▶ _Requisitos do exercício_:
Informe se cada afirmação a seguir está de acordo com o trecho sobre vontade e decisão. Responda sim ou não e cite literalmente as palavras do trecho que decidem cada caso.
(a) A vontade depende das circunstâncias, do humor e das emoções.
(b) O trecho atribui a Freud a ideia de que a excelência é um hábito.
(c) A liberdade consiste em fazer apenas o que se tem vontade.

▶ _Trecho_:
--------

Há uma grande diferença entre sentir vontade de fazer algo e decidir fazê-lo. A vontade depende das circunstâncias, do humor e das emoções, a decisão nasce de um propósito. Por isso, quem constrói uma vida sólida não espera pelos dias de inspiração. Aprende a caminhar também quando o entusiasmo silencia. Afinal, ninguém realiza grandes transformações vivendo apenas dos momentos em que tudo parece favorável.

A psicanálise nos mostra que o ser humano é atravessado por desejos, conflitos e resistências. Freud observou que a satisfação imediata frequentemente se opõe àquilo que promove crescimento e realização. Permanecer fiel a um objetivo exige reconhecer esses movimentos internos sem permitir que eles governem todas as escolhas. Amadurecer é compreender que nem toda decisão pode ser conduzida pelo impulso do momento. A liberdade não está em fazer apenas o que se tem vontade, mas em desenvolver a capacidade de escolher aquilo que realmente conduz ao crescimento.
Essa reflexão encontra eco na filosofia de Aristóteles. Para ele, a excelência não é um ato isolado, mas um hábito. Não somos definidos pelos momentos extraordinários, e sim pelas atitudes que repetimos diariamente. O compromisso transforma pequenas ações em grandes resultados porque estabelece uma direção que não depende das oscilações das emoções. A disciplina deixa de ser um peso quando passa a ser expressão de um propósito maior.

--------

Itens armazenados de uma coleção
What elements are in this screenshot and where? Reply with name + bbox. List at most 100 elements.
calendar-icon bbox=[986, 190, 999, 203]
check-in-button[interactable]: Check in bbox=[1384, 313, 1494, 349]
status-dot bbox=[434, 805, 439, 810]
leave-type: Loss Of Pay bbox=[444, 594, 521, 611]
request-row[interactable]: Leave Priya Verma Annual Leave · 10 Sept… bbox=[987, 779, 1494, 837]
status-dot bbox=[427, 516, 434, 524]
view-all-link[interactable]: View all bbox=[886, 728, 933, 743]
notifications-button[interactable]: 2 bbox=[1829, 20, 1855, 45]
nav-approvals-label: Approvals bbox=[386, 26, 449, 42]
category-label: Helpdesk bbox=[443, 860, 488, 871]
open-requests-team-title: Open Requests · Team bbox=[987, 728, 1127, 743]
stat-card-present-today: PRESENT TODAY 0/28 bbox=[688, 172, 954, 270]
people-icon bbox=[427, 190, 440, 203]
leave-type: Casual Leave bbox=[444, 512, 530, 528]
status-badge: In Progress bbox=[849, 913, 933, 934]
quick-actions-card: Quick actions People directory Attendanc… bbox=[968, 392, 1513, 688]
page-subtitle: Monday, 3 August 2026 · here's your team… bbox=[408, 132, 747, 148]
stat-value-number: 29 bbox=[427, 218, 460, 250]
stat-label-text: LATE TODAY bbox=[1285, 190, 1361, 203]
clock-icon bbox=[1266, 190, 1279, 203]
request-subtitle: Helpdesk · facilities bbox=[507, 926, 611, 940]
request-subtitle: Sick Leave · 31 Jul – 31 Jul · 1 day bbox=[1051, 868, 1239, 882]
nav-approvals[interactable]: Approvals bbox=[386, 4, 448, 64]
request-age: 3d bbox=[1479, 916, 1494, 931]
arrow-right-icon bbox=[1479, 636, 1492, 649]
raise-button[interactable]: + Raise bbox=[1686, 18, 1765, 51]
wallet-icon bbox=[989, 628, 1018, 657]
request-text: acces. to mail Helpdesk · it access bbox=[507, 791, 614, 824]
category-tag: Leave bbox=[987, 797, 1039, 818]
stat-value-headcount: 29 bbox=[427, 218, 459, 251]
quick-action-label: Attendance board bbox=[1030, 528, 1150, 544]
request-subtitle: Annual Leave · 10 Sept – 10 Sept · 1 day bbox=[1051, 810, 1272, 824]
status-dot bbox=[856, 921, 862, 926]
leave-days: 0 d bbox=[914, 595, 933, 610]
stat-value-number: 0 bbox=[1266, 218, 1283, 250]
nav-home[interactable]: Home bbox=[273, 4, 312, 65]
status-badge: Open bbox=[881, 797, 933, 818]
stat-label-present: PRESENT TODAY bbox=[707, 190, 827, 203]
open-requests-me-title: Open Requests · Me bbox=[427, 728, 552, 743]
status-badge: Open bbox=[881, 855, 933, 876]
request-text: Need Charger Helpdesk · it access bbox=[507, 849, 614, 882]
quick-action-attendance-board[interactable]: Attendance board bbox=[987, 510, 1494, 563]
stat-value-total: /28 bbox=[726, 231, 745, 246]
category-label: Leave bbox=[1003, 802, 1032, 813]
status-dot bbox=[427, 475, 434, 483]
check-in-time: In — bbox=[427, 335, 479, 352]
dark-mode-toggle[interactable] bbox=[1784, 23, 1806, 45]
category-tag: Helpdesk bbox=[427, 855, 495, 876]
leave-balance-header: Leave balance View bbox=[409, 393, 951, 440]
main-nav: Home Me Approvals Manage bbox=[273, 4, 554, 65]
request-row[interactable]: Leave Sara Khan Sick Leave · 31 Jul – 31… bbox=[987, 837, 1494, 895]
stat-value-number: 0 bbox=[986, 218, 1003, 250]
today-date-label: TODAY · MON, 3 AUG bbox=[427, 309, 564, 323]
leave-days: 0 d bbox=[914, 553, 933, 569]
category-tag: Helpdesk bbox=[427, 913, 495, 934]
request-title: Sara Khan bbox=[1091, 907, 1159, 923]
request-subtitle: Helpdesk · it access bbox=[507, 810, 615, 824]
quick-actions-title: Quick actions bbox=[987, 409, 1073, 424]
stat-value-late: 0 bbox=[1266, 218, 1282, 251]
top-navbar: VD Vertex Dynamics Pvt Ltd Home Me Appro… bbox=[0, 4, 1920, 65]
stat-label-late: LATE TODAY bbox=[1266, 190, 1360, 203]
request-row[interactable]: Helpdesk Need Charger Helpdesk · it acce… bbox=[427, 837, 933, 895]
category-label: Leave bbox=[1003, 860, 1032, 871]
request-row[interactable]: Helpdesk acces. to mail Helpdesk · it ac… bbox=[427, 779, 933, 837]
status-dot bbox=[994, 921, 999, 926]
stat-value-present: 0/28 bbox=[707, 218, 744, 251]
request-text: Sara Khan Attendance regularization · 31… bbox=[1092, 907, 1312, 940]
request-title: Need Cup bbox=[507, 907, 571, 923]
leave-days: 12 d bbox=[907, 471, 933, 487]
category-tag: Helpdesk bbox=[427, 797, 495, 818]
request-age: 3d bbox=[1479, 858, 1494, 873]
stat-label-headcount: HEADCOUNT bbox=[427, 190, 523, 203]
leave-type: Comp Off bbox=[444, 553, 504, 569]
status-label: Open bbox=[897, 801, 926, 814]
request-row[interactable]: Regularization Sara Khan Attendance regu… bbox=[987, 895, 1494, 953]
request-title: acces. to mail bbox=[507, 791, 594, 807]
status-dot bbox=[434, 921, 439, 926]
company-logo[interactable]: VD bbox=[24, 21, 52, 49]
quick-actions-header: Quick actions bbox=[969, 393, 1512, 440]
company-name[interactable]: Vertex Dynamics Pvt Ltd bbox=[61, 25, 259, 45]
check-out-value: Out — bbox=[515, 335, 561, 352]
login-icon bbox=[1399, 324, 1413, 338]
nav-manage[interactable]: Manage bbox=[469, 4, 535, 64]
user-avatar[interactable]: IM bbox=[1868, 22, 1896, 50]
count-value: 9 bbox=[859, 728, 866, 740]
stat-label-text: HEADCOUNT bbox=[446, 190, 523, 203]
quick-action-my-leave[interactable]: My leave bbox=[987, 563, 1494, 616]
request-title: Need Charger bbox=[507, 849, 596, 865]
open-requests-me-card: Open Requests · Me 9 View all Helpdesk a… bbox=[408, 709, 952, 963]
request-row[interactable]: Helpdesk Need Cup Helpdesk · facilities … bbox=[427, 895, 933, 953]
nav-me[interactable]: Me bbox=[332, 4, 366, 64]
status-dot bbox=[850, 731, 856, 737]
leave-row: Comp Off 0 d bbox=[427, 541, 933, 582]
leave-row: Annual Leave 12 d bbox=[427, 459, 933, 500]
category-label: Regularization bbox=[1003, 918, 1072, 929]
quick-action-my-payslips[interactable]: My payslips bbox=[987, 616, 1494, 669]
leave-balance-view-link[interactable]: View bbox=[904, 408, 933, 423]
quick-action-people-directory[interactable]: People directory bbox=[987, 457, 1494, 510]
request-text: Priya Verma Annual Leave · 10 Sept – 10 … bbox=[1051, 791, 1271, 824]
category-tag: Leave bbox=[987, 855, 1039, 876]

--------

▶ _Resposta esperada_:
(a) Sim: "A vontade depende das circunstâncias, do humor e das emoções"
(b) Não: "Essa reflexão encontra eco na filosofia de Aristóteles. Para ele, a excelência não é um ato isolado, mas um hábito."
(c) Não: "A liberdade não está em fazer apenas o que se tem vontade"